Update the lines between the one holding "Patent image size: (956, 1287)." and the one holding "The transparent component 2 is at (305, 462).", inclusive, so that "sight glass" becomes "viewing window" and nothing else changes.

**** Task material ****

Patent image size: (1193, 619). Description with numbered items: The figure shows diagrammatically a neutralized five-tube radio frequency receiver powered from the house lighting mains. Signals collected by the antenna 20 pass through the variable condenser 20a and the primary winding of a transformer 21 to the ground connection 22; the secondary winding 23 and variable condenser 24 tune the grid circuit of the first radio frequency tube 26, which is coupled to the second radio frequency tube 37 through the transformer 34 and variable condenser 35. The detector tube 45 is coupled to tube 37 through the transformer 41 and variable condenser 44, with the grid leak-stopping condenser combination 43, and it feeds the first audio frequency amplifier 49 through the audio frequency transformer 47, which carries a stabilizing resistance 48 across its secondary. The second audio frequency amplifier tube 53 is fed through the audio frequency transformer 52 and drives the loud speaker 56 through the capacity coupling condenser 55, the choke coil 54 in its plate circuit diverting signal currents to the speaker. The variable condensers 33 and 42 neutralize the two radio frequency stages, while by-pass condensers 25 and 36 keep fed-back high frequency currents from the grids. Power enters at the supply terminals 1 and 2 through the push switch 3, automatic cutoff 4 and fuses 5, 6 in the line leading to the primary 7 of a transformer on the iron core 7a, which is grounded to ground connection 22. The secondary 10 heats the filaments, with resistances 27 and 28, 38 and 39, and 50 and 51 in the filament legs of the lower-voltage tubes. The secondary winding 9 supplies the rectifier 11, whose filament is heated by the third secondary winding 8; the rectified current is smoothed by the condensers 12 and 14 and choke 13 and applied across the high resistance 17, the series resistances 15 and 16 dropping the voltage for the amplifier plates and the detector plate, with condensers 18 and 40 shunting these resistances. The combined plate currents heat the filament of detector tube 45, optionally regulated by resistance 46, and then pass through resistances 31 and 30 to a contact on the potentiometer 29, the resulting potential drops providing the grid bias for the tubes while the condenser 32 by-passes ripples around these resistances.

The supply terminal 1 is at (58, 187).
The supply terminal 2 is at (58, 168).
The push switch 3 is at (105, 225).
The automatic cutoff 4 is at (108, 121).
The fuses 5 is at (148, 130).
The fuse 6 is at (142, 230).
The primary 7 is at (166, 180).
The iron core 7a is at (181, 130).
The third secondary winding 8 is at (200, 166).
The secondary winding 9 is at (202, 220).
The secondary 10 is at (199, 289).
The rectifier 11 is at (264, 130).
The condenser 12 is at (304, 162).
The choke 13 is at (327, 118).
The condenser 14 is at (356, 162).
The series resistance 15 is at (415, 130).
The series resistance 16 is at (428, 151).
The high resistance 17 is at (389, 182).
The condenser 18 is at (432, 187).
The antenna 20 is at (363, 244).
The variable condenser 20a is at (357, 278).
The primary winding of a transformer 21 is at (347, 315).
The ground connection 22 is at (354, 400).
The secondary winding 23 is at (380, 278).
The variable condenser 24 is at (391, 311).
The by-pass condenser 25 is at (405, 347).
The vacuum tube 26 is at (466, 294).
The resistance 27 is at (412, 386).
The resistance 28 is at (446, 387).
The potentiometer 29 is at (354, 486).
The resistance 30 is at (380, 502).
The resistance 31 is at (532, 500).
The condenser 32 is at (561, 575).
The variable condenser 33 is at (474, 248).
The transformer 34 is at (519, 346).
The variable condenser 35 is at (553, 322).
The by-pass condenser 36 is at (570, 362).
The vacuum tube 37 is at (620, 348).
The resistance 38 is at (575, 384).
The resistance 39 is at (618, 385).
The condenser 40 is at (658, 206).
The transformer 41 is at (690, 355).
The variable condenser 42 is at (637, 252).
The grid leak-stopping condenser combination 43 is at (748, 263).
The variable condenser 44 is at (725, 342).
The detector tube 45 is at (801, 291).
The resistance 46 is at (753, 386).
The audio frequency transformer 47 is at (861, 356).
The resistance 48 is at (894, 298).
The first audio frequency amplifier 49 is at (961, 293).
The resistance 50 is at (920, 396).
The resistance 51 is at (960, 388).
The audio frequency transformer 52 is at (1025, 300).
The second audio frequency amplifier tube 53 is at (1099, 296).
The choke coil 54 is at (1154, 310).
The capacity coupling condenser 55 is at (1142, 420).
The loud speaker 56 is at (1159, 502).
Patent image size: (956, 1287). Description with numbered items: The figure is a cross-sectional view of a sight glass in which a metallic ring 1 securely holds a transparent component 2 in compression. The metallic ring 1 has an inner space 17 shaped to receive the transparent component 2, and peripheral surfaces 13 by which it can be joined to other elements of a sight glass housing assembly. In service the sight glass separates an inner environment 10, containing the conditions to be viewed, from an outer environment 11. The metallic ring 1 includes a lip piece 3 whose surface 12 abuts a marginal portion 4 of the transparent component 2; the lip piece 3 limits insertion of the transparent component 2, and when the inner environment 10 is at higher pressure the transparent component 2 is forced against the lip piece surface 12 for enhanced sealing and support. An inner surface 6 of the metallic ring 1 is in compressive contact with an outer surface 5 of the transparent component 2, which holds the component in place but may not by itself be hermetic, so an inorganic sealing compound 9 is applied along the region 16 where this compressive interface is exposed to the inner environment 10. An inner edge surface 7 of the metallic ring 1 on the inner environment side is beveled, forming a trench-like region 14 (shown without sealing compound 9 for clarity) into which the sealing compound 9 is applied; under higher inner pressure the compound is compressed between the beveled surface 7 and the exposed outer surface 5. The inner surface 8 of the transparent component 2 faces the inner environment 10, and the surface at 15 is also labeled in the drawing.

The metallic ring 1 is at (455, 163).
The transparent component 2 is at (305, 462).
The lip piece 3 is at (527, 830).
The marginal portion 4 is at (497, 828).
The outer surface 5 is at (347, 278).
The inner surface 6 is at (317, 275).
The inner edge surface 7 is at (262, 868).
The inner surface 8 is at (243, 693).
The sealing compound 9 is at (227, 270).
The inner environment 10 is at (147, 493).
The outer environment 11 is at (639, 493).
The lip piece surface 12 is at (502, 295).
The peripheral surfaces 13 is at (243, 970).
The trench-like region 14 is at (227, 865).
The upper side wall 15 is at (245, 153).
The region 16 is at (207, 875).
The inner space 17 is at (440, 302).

****

== Exercise output ==
Patent image size: (956, 1287). Description with numbered items: The figure is a cross-sectional view of a viewing window in which a metallic ring 1 securely holds a transparent component 2 in compression. The metallic ring 1 has an inner space 17 shaped to receive the transparent component 2, and peripheral surfaces 13 by which it can be joined to other elements of a viewing window housing assembly. In service the viewing window separates an inner environment 10, containing the conditions to be viewed, from an outer environment 11. The metallic ring 1 includes a lip piece 3 whose surface 12 abuts a marginal portion 4 of the transparent component 2; the lip piece 3 limits insertion of the transparent component 2, and when the inner environment 10 is at higher pressure the transparent component 2 is forced against the lip piece surface 12 for enhanced sealing and support. An inner surface 6 of the metallic ring 1 is in compressive contact with an outer surface 5 of the transparent component 2, which holds the component in place but may not by itself be hermetic, so an inorganic sealing compound 9 is applied along the region 16 where this compressive interface is exposed to the inner environment 10. An inner edge surface 7 of the metallic ring 1 on the inner environment side is beveled, forming a trench-like region 14 (shown without sealing compound 9 for clarity) into which the sealing compound 9 is applied; under higher inner pressure the compound is compressed between the beveled surface 7 and the exposed outer surface 5. The inner surface 8 of the transparent component 2 faces the inner environment 10, and the surface at 15 is also labeled in the drawing.

The metallic ring 1 is at (455, 163).
The transparent component 2 is at (305, 462).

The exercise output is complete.